- TASK DIRECTIONS
Can you find the lines of the listing that include "umbrella" and copy every one?

- SUPPLIED INFORMATION
· · · · · · ·

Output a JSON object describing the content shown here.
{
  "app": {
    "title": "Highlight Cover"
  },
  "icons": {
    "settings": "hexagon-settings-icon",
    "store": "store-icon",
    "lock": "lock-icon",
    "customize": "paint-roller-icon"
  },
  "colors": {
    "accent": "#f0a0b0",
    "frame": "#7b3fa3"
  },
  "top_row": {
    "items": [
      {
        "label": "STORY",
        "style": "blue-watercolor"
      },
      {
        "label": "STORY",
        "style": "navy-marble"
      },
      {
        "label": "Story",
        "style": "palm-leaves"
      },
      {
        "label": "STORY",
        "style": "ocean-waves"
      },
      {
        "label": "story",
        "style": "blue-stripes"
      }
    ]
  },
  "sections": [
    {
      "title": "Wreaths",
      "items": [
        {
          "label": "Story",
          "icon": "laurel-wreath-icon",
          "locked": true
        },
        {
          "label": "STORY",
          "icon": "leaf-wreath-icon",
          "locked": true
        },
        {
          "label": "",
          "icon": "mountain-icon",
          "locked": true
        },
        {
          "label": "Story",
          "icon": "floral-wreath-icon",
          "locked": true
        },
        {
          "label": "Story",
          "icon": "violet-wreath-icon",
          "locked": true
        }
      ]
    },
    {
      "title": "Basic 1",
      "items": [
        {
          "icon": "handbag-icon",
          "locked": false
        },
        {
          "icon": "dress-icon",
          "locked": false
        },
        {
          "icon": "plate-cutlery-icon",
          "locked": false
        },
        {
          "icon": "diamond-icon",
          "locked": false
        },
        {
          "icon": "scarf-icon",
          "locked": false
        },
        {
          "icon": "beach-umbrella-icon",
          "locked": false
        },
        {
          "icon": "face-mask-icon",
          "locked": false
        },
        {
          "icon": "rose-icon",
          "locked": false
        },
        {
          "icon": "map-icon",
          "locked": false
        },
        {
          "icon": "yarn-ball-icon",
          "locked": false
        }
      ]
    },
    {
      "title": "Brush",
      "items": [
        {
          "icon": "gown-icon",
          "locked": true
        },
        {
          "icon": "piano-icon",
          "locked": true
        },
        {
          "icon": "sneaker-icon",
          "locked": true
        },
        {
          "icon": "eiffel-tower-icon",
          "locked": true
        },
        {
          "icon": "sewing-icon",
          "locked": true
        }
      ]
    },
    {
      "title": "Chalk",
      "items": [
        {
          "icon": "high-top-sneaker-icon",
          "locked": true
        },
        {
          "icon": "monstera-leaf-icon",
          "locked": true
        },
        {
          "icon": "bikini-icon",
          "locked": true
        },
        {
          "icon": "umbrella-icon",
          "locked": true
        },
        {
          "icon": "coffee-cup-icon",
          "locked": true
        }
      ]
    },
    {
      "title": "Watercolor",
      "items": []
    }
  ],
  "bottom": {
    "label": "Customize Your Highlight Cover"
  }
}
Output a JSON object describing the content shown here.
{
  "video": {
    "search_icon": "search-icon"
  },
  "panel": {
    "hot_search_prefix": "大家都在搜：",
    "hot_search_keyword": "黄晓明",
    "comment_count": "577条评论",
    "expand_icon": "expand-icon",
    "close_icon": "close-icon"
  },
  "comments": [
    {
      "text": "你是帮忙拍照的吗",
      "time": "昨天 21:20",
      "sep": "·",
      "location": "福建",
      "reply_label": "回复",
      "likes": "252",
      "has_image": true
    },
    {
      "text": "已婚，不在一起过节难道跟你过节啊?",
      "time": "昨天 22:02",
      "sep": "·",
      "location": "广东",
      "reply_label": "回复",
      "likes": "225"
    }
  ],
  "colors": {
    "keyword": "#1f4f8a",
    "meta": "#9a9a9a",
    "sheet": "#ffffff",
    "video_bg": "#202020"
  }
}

· · · · · · ·

- EXERCISE ANSWER
          "icon": "beach-umbrella-icon",
          "icon": "umbrella-icon",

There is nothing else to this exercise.